◆ Estratto scelto ◆
============

L’errore implicito in questa impostazione – difficile dire se prodotto da malafede o da una difettosa capacità di leggere il reale – consiste nel criticare la decisione tralasciandone il contesto. E il contesto è in primo luogo la nostra Costituzione che prevede la libertà di circolazione dei cittadini “salvo limitazioni che la legge stabilisce in via generale per motivi di sanità o di sicurezza” (art. 16). Le nostre libertà sono originate e garantite dalla Costituzione, ma nessuna libertà è assoluta. Essa trova i suoi limiti nelle libertà altrui e nell’interesse prevalente della collettività.
Quando il dibattito sulla libertà diventa astratto, non ancorato al contesto e alle circostanze concrete, si rischia di poter dire tutto e il contrario di tutto.

============

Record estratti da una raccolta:
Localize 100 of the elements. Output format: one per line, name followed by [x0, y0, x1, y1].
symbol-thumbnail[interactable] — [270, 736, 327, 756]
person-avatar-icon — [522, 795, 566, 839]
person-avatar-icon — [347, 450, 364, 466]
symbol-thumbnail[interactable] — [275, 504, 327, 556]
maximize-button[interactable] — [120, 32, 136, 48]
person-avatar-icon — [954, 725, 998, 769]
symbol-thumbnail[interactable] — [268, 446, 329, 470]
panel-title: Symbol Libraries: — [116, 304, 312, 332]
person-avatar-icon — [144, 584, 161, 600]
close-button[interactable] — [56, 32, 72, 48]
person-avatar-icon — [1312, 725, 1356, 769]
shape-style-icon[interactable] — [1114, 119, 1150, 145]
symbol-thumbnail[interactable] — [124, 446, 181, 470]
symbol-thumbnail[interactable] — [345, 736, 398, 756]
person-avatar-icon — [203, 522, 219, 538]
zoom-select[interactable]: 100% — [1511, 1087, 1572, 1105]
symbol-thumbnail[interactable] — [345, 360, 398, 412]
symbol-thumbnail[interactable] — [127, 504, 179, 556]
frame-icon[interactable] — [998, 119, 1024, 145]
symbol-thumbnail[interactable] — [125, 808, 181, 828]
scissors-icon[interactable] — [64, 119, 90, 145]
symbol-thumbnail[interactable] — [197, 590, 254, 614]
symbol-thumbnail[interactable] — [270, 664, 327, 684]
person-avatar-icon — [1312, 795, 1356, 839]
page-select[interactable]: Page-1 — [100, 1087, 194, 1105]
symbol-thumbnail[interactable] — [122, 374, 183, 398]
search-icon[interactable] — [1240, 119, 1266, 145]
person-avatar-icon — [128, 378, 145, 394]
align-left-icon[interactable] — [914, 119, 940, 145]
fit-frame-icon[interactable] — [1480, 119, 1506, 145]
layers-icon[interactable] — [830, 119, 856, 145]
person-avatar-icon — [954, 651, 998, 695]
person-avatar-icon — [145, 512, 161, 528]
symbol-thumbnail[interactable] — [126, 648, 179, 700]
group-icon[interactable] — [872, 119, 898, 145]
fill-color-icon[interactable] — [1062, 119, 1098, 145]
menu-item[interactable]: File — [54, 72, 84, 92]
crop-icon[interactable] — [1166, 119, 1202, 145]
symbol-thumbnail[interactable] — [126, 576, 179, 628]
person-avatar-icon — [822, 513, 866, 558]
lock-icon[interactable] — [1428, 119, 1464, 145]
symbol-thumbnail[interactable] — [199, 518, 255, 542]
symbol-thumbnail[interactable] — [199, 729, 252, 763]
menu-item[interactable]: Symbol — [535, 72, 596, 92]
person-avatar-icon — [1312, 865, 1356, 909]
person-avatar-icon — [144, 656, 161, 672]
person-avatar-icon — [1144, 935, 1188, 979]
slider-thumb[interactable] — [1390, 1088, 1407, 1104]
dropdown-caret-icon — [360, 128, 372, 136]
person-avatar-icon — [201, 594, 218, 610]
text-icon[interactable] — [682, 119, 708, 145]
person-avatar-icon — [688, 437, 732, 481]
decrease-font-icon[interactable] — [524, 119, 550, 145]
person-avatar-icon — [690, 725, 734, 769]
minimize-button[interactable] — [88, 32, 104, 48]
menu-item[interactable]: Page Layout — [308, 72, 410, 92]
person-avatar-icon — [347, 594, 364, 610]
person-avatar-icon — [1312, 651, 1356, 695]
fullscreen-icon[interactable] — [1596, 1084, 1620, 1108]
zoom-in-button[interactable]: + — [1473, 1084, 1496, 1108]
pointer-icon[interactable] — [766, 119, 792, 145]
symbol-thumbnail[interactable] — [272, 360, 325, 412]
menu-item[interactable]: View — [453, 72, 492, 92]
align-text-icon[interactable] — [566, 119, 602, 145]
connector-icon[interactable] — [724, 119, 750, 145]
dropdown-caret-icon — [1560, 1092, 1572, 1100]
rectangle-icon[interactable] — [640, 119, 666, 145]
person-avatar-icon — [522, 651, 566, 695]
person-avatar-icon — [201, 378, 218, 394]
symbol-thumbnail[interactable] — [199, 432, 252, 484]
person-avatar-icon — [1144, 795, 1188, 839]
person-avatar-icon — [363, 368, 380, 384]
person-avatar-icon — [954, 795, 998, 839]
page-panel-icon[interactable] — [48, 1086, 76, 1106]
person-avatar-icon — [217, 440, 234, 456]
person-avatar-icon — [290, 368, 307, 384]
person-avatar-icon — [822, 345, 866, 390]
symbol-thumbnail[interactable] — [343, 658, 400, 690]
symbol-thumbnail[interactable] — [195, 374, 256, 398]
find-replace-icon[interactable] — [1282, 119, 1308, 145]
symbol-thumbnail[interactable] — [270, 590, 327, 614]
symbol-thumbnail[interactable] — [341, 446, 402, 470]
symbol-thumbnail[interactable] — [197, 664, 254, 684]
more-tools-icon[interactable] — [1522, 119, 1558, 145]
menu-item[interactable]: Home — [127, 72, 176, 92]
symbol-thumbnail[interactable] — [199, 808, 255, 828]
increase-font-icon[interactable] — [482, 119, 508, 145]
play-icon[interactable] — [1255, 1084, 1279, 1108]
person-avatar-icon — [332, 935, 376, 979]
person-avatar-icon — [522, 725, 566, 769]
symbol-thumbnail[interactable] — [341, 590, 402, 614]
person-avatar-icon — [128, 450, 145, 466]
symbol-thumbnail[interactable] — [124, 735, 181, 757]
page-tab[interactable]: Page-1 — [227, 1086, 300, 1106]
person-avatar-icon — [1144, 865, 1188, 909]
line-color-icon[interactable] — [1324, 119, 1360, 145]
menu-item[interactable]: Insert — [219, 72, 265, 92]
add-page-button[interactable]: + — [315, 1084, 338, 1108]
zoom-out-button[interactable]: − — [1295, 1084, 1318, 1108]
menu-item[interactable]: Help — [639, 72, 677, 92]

============

◆ Completare quanto segue ◆
1. Rispondi a queste domande sul brano sulla libertà di circolazione, una per riga:
(a) Quale articolo della Costituzione viene citato?
(b) In che cosa trova i suoi limiti ogni libertà?
(c) Che cosa si rischia quando il dibattito sulla libertà diventa astratto?
2. In una, due o tre frasi, spiega in che cosa consiste l'errore dell'impostazione criticata nel brano sulla libertà di circolazione e perché il contesto ne dimostra l'infondatezza.
3. Prosegui, per favore, il brano sulla libertà di circolazione dal punto in cui si interrompe.
I record non servono per svolgere il lavoro.

◆ Sezione risposte ◆
1.
(a) L'articolo 16.
(b) Nelle libertà altrui e nell'interesse prevalente della collettività.
(c) Di poter dire tutto e il contrario di tutto.

2. L'errore consiste nel criticare la decisione tralasciandone il contesto. Questo contesto è anzitutto la Costituzione, che garantisce la libertà di circolazione "salvo limitazioni che la legge stabilisce in via generale per motivi di sanità o di sicurezza". Nessuna libertà è quindi assoluta.

3.
È normale volere indietro le nostre vite ma la soluzione non è comportarsi come se il virus non esistesse. L’alternativa ai vaccini e al Green Pass sarebbe un altro inverno di lockdown, attività chiuse, disastri economici. E a quel punto il dibattito si capovolgerebbe: perché limitare la libertà di quelli che hanno fatto il vaccino, se non mettono a rischio la salute altrui e la tenuta del sistema sanitario? La libertà di cui la scorsa estate hanno goduto i non vaccinati è stata il frutto anche delle scelte di chi ha deciso di vaccinarsi, riducendo l’impatto del Covid-19 sugli ospedali.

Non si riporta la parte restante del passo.